— Start —

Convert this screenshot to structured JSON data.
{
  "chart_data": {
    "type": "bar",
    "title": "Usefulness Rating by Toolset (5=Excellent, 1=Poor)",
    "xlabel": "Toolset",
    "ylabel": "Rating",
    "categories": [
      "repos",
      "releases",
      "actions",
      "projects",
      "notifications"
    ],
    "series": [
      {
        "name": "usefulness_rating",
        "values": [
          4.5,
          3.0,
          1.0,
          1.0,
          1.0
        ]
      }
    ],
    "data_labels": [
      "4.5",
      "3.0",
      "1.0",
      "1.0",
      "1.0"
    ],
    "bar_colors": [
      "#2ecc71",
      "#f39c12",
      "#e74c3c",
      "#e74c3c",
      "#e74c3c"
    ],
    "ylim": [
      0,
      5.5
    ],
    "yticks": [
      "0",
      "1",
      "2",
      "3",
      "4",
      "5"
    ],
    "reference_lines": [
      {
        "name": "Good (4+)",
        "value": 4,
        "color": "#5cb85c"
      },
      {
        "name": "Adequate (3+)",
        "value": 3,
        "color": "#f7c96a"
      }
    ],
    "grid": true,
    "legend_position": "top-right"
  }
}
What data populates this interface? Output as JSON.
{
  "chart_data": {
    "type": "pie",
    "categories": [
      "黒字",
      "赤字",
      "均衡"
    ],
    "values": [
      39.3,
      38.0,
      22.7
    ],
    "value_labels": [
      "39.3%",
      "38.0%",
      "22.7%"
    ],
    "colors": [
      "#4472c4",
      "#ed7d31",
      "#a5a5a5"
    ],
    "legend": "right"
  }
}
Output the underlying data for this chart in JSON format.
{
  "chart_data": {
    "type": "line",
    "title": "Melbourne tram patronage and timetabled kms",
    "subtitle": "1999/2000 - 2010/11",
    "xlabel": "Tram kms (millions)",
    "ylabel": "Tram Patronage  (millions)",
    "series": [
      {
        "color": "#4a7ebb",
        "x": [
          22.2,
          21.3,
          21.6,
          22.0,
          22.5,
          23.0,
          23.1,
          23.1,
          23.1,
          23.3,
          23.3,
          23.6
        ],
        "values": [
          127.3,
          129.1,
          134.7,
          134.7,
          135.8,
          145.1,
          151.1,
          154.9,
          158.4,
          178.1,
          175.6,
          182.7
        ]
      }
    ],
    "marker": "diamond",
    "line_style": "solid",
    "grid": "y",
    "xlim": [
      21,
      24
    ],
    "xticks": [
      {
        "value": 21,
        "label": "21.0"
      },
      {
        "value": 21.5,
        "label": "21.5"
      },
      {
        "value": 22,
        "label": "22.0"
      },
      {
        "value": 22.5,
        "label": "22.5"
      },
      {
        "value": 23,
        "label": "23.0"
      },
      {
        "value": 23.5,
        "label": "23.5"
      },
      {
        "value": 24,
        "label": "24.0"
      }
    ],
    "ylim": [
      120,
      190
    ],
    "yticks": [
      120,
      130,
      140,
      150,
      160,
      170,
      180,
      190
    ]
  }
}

— End —

• [Given instruction]: The records above must be repeated exactly, every one of them.

• [Full solution]:
Convert this screenshot to structured JSON data.
{
  "chart_data": {
    "type": "bar",
    "title": "Usefulness Rating by Toolset (5=Excellent, 1=Poor)",
    "xlabel": "Toolset",
    "ylabel": "Rating",
    "categories": [
      "repos",
      "releases",
      "actions",
      "projects",
      "notifications"
    ],
    "series": [
      {
        "name": "usefulness_rating",
        "values": [
          4.5,
          3.0,
          1.0,
          1.0,
          1.0
        ]
      }
    ],
    "data_labels": [
      "4.5",
      "3.0",
      "1.0",
      "1.0",
      "1.0"
    ],
    "bar_colors": [
      "#2ecc71",
      "#f39c12",
      "#e74c3c",
      "#e74c3c",
      "#e74c3c"
    ],
    "ylim": [
      0,
      5.5
    ],
    "yticks": [
      "0",
      "1",
      "2",
      "3",
      "4",
      "5"
    ],
    "reference_lines": [
      {
        "name": "Good (4+)",
        "value": 4,
        "color": "#5cb85c"
      },
      {
        "name": "Adequate (3+)",
        "value": 3,
        "color": "#f7c96a"
      }
    ],
    "grid": true,
    "legend_position": "top-right"
  }
}
What data populates this interface? Output as JSON.
{
  "chart_data": {
    "type": "pie",
    "categories": [
      "黒字",
      "赤字",
      "均衡"
    ],
    "values": [
      39.3,
      38.0,
      22.7
    ],
    "value_labels": [
      "39.3%",
      "38.0%",
      "22.7%"
    ],
    "colors": [
      "#4472c4",
      "#ed7d31",
      "#a5a5a5"
    ],
    "legend": "right"
  }
}
Output the underlying data for this chart in JSON format.
{
  "chart_data": {
    "type": "line",
    "title": "Melbourne tram patronage and timetabled kms",
    "subtitle": "1999/2000 - 2010/11",
    "xlabel": "Tram kms (millions)",
    "ylabel": "Tram Patronage  (millions)",
    "series": [
      {
        "color": "#4a7ebb",
        "x": [
          22.2,
          21.3,
          21.6,
          22.0,
          22.5,
          23.0,
          23.1,
          23.1,
          23.1,
          23.3,
          23.3,
          23.6
        ],
        "values": [
          127.3,
          129.1,
          134.7,
          134.7,
          135.8,
          145.1,
          151.1,
          154.9,
          158.4,
          178.1,
          175.6,
          182.7
        ]
      }
    ],
    "marker": "diamond",
    "line_style": "solid",
    "grid": "y",
    "xlim": [
      21,
      24
    ],
    "xticks": [
      {
        "value": 21,
        "label": "21.0"
      },
      {
        "value": 21.5,
        "label": "21.5"
      },
      {
        "value": 22,
        "label": "22.0"
      },
      {
        "value": 22.5,
        "label": "22.5"
      },
      {
        "value": 23,
        "label": "23.0"
      },
      {
        "value": 23.5,
        "label": "23.5"
      },
      {
        "value": 24,
        "label": "24.0"
      }
    ],
    "ylim": [
      120,
      190
    ],
    "yticks": [
      120,
      130,
      140,
      150,
      160,
      170,
      180,
      190
    ]
  }
}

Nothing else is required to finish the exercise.